## REQUIRED TASK
Each entry here needs to be set down again exactly, please; pictures are left out.

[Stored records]

────────────────

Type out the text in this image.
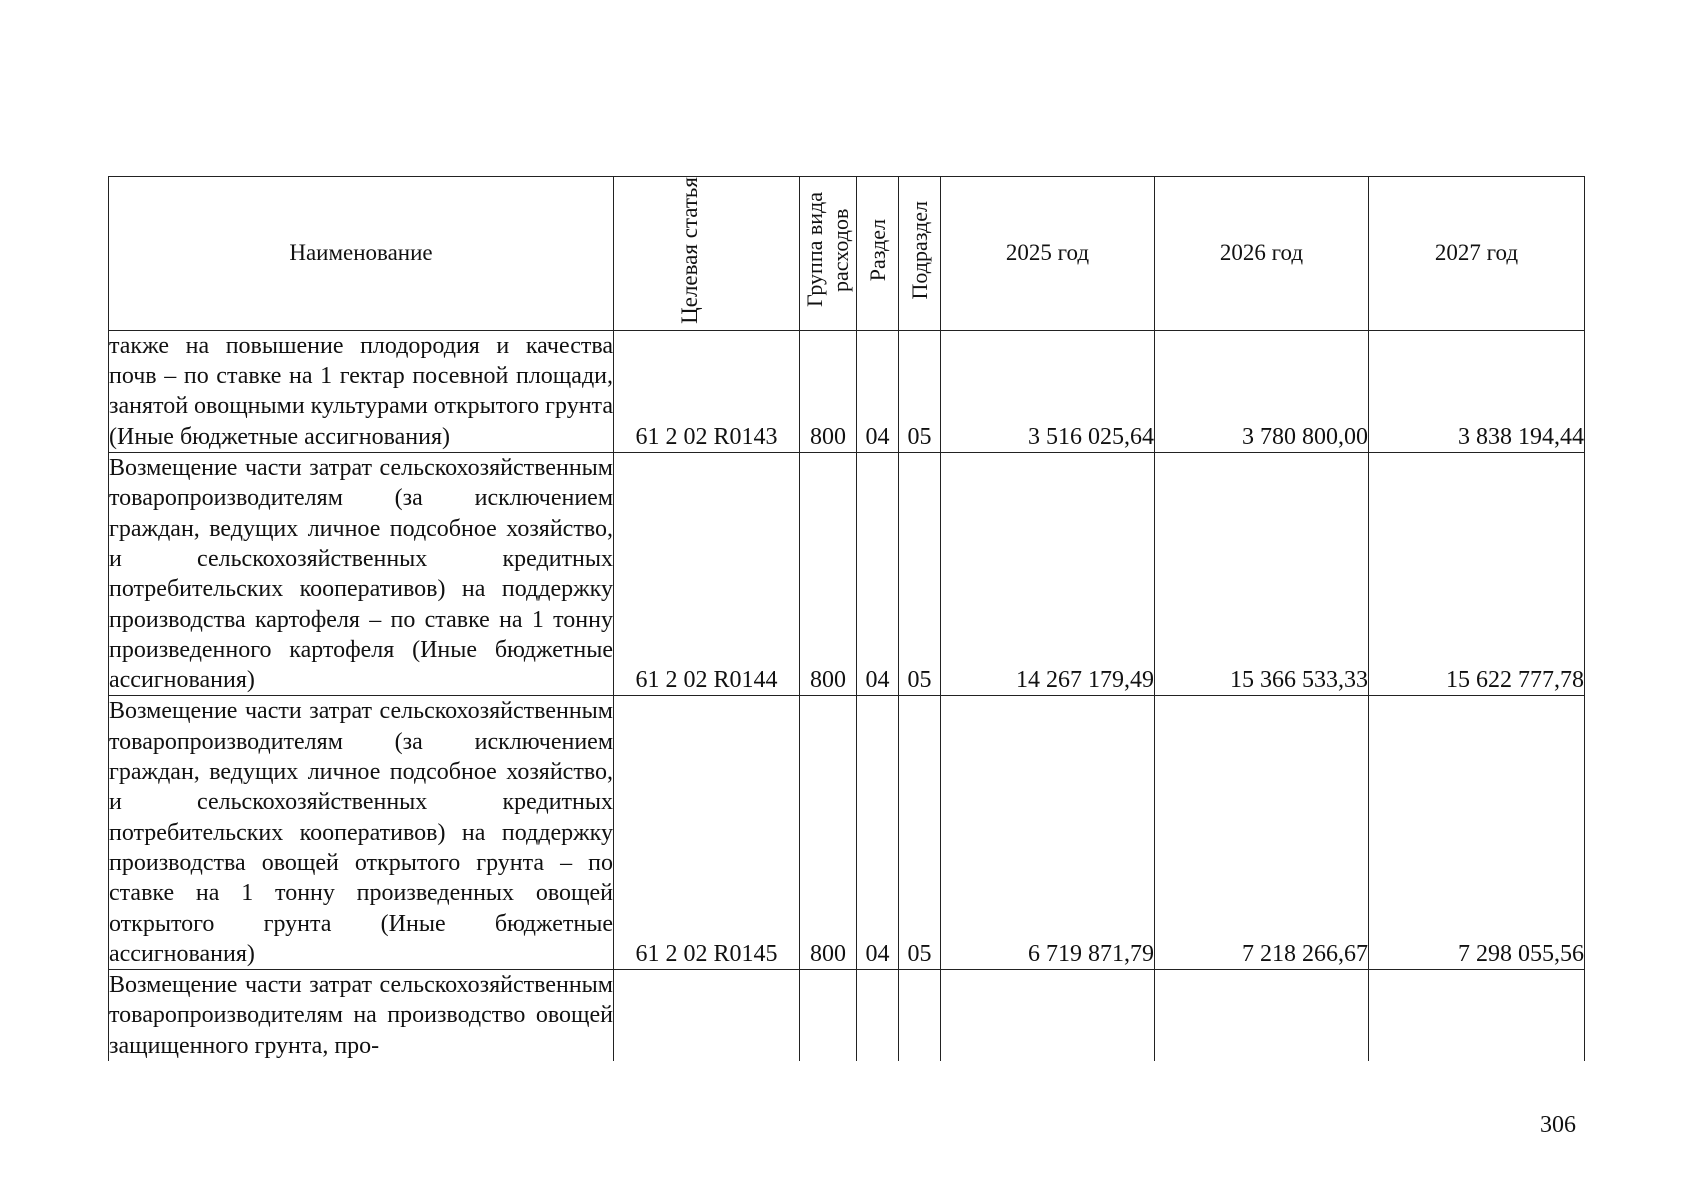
Наименование	Целевая статья	Группа вида расходов	Раздел	Подраздел	2025 год	2026 год	2027 год
также на повышение плодородия и качества почв – по ставке на 1 гектар посевной площади, занятой овощными культурами открытого грунта (Иные бюджетные ассигнования)	61 2 02 R0143	800	04	05	3 516 025,64	3 780 800,00	3 838 194,44
Возмещение части затрат сельскохозяйственным товаропроизводителям (за исключением граждан, ведущих личное подсобное хозяйство, и сельскохозяйственных кредитных потребительских кооперативов) на поддержку производства картофеля – по ставке на 1 тонну произведенного картофеля (Иные бюджетные ассигнования)	61 2 02 R0144	800	04	05	14 267 179,49	15 366 533,33	15 622 777,78
Возмещение части затрат сельскохозяйственным товаропроизводителям (за исключением граждан, ведущих личное подсобное хозяйство, и сельскохозяйственных кредитных потребительских кооперативов) на поддержку производства овощей открытого грунта – по ставке на 1 тонну произведенных овощей открытого грунта (Иные бюджетные ассигнования)	61 2 02 R0145	800	04	05	6 719 871,79	7 218 266,67	7 298 055,56

Возмещение части затрат сельскохозяйственным товаропроизводителям на производство овощей защищенного грунта, про-							

306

────────────────

## RESULT BELOW
Type out the text in this image.
Наименование	Целевая статья	Группа вида расходов	Раздел	Подраздел	2025 год	2026 год	2027 год
также на повышение плодородия и качества почв – по ставке на 1 гектар посевной площади, занятой овощными культурами открытого грунта (Иные бюджетные ассигнования)	61 2 02 R0143	800	04	05	3 516 025,64	3 780 800,00	3 838 194,44
Возмещение части затрат сельскохозяйственным товаропроизводителям (за исключением граждан, ведущих личное подсобное хозяйство, и сельскохозяйственных кредитных потребительских кооперативов) на поддержку производства картофеля – по ставке на 1 тонну произведенного картофеля (Иные бюджетные ассигнования)	61 2 02 R0144	800	04	05	14 267 179,49	15 366 533,33	15 622 777,78
Возмещение части затрат сельскохозяйственным товаропроизводителям (за исключением граждан, ведущих личное подсобное хозяйство, и сельскохозяйственных кредитных потребительских кооперативов) на поддержку производства овощей открытого грунта – по ставке на 1 тонну произведенных овощей открытого грунта (Иные бюджетные ассигнования)	61 2 02 R0145	800	04	05	6 719 871,79	7 218 266,67	7 298 055,56

Возмещение части затрат сельскохозяйственным товаропроизводителям на производство овощей защищенного грунта, про-							

306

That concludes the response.